╔══

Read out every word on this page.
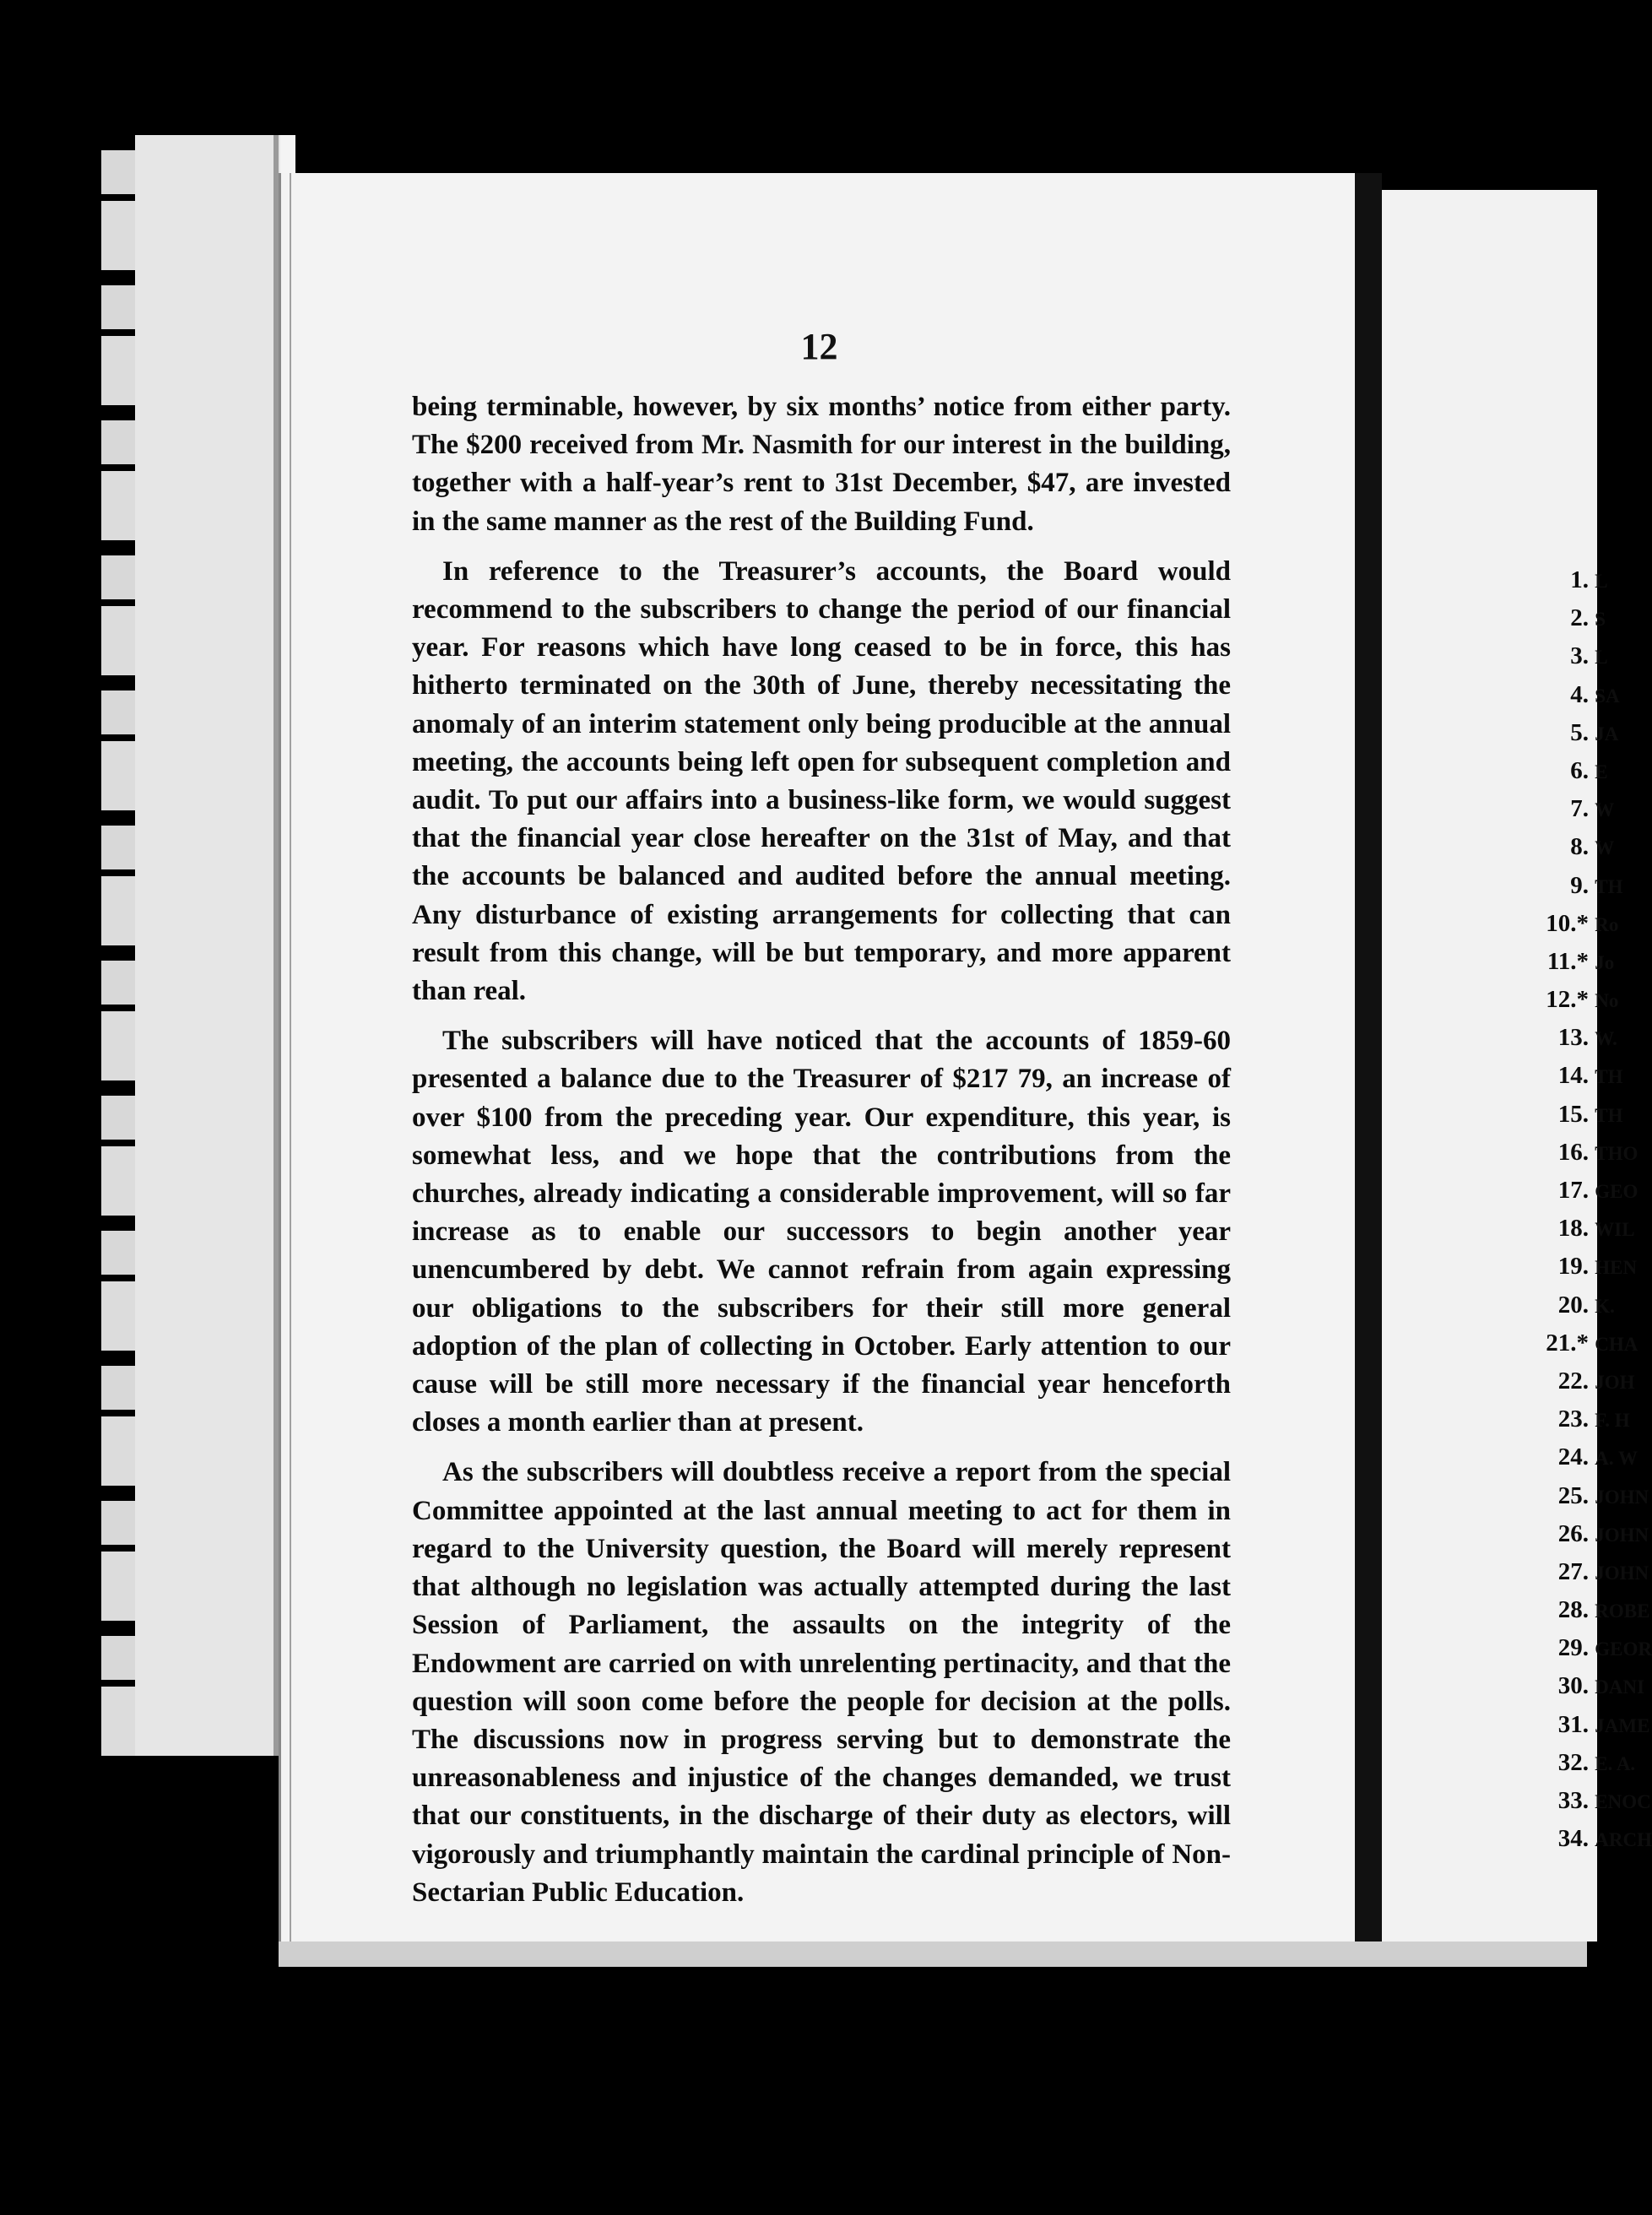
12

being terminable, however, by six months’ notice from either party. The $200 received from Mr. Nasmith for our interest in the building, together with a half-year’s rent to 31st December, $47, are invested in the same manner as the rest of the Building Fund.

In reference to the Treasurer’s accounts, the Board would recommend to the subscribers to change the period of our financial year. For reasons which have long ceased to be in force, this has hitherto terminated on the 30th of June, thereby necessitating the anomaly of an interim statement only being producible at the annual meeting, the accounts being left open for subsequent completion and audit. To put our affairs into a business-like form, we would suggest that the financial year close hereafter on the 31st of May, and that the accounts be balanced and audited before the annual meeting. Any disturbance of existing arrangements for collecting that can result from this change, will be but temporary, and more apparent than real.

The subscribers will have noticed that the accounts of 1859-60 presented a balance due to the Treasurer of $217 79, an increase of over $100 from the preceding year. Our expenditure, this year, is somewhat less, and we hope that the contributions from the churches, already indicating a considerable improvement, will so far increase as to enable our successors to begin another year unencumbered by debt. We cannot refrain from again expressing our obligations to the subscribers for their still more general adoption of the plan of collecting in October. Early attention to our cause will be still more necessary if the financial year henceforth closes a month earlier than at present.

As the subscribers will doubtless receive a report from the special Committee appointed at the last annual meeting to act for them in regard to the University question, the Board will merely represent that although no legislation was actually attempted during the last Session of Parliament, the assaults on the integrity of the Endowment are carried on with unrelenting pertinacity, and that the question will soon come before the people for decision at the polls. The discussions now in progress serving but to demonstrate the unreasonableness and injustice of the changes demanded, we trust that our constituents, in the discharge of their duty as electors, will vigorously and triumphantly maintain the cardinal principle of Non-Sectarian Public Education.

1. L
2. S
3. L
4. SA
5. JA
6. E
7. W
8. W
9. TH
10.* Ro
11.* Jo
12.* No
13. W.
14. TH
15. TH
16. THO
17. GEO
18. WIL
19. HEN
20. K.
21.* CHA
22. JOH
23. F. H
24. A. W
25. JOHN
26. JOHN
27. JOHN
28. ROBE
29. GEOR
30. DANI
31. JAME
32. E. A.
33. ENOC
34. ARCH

╚══

**AIM:** Except for the pictures, copy the material above exactly.

**THE OUTPUT:**
Read out every word on this page.
12

being terminable, however, by six months’ notice from either party. The $200 received from Mr. Nasmith for our interest in the building, together with a half-year’s rent to 31st December, $47, are invested in the same manner as the rest of the Building Fund.

In reference to the Treasurer’s accounts, the Board would recommend to the subscribers to change the period of our financial year. For reasons which have long ceased to be in force, this has hitherto terminated on the 30th of June, thereby necessitating the anomaly of an interim statement only being producible at the annual meeting, the accounts being left open for subsequent completion and audit. To put our affairs into a business-like form, we would suggest that the financial year close hereafter on the 31st of May, and that the accounts be balanced and audited before the annual meeting. Any disturbance of existing arrangements for collecting that can result from this change, will be but temporary, and more apparent than real.

The subscribers will have noticed that the accounts of 1859-60 presented a balance due to the Treasurer of $217 79, an increase of over $100 from the preceding year. Our expenditure, this year, is somewhat less, and we hope that the contributions from the churches, already indicating a considerable improvement, will so far increase as to enable our successors to begin another year unencumbered by debt. We cannot refrain from again expressing our obligations to the subscribers for their still more general adoption of the plan of collecting in October. Early attention to our cause will be still more necessary if the financial year henceforth closes a month earlier than at present.

As the subscribers will doubtless receive a report from the special Committee appointed at the last annual meeting to act for them in regard to the University question, the Board will merely represent that although no legislation was actually attempted during the last Session of Parliament, the assaults on the integrity of the Endowment are carried on with unrelenting pertinacity, and that the question will soon come before the people for decision at the polls. The discussions now in progress serving but to demonstrate the unreasonableness and injustice of the changes demanded, we trust that our constituents, in the discharge of their duty as electors, will vigorously and triumphantly maintain the cardinal principle of Non-Sectarian Public Education.

1. L
2. S
3. L
4. SA
5. JA
6. E
7. W
8. W
9. TH
10.* Ro
11.* Jo
12.* No
13. W.
14. TH
15. TH
16. THO
17. GEO
18. WIL
19. HEN
20. K.
21.* CHA
22. JOH
23. F. H
24. A. W
25. JOHN
26. JOHN
27. JOHN
28. ROBE
29. GEOR
30. DANI
31. JAME
32. E. A.
33. ENOC
34. ARCH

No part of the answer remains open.